# [EXTRACTED RECORDS]
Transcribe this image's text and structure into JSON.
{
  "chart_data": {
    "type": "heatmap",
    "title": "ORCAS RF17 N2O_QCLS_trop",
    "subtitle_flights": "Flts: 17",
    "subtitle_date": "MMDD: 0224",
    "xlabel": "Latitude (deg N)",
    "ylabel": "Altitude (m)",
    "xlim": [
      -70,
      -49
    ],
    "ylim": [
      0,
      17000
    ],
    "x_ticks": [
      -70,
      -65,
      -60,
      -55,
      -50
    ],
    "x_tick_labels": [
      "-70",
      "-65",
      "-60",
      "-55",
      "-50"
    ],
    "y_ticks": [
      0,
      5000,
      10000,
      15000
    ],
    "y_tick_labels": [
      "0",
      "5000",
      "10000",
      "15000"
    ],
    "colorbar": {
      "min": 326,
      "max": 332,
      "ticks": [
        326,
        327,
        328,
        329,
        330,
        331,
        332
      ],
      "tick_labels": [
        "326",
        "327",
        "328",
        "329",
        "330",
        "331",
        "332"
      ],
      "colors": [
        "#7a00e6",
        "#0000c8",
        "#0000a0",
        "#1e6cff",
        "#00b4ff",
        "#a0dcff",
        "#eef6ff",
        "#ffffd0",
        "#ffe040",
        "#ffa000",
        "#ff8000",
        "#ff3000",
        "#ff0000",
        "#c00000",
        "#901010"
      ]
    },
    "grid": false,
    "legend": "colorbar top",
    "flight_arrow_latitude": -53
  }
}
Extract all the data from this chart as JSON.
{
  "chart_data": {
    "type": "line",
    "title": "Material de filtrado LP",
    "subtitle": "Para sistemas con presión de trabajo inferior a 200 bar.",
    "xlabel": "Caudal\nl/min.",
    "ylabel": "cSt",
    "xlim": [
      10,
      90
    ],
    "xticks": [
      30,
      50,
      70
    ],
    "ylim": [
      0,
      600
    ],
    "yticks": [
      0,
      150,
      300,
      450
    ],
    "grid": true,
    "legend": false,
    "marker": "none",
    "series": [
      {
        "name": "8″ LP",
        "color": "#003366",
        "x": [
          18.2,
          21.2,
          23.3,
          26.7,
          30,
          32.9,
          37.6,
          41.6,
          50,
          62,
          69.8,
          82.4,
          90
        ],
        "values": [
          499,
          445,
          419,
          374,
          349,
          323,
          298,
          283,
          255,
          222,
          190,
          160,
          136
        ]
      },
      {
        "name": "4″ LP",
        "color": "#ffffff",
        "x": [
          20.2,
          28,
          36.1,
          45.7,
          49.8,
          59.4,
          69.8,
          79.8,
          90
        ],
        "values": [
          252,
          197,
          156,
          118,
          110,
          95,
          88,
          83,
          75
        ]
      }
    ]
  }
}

--

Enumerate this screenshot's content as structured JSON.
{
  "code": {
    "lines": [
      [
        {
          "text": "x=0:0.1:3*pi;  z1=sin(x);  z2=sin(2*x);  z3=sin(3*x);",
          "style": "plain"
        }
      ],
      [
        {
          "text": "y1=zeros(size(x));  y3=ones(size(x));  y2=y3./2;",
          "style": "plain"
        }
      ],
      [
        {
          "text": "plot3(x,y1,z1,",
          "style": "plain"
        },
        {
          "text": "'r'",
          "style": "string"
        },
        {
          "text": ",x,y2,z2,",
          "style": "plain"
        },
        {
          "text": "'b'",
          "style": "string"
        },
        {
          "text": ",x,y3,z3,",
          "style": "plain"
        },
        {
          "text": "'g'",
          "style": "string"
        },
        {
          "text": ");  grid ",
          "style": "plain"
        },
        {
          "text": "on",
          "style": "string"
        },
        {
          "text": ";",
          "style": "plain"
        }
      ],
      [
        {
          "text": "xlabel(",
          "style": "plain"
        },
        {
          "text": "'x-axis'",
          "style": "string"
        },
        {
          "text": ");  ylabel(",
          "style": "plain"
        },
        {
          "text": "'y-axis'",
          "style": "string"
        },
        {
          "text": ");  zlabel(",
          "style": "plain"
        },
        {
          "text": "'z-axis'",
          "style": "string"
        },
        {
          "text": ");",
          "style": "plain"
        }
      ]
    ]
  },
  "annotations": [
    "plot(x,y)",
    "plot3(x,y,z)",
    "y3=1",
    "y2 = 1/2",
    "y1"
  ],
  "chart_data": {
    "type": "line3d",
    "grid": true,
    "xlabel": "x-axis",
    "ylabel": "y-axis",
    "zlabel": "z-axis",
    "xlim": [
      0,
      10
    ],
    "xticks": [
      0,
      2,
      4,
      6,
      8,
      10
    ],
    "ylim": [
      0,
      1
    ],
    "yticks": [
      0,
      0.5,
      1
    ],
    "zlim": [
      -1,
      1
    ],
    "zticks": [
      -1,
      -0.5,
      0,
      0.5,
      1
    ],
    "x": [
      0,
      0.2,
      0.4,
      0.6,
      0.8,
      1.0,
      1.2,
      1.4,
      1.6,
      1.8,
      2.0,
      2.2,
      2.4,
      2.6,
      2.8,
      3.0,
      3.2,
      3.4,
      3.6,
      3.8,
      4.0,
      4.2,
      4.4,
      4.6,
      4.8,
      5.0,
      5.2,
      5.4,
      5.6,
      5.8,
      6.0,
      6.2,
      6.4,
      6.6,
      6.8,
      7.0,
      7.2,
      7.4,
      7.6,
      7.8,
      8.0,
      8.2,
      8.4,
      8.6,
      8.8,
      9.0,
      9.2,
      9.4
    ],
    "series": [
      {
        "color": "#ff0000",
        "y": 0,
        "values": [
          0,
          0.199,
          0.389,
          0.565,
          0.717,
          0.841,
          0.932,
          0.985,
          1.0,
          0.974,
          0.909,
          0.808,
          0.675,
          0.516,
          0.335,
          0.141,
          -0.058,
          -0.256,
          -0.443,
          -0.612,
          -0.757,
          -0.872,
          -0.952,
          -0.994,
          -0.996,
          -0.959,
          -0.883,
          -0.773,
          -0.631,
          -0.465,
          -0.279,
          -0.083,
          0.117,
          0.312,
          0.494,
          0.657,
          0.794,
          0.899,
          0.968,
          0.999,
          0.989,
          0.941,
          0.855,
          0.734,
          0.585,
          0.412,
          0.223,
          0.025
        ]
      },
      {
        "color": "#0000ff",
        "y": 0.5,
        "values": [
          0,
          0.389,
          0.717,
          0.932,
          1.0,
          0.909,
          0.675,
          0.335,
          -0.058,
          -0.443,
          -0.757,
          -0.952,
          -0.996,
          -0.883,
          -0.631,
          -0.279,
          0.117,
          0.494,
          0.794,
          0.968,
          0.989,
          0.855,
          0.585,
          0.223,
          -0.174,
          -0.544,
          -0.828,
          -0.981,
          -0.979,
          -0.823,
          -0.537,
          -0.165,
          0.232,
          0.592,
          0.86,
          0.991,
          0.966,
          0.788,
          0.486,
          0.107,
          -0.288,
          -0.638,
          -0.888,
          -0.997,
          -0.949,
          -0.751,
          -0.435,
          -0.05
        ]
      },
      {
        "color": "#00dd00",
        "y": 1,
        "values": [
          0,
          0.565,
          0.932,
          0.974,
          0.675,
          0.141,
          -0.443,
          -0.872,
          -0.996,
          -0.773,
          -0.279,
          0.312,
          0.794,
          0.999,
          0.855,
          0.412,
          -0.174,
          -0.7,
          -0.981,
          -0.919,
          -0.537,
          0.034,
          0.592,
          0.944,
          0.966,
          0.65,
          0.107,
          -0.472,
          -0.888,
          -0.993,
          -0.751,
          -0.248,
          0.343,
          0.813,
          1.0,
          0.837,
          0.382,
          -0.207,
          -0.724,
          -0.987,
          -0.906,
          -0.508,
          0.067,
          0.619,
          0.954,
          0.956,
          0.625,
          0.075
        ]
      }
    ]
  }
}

# [WHAT THIS TASK INVOLVES]
Spot every line that holds "ylabel" and copy it.

# [TASK RESULT]
    "ylabel": "Altitude (m)",
    "ylabel": "cSt",
          "text": ");  ylabel(",
    "ylabel": "y-axis",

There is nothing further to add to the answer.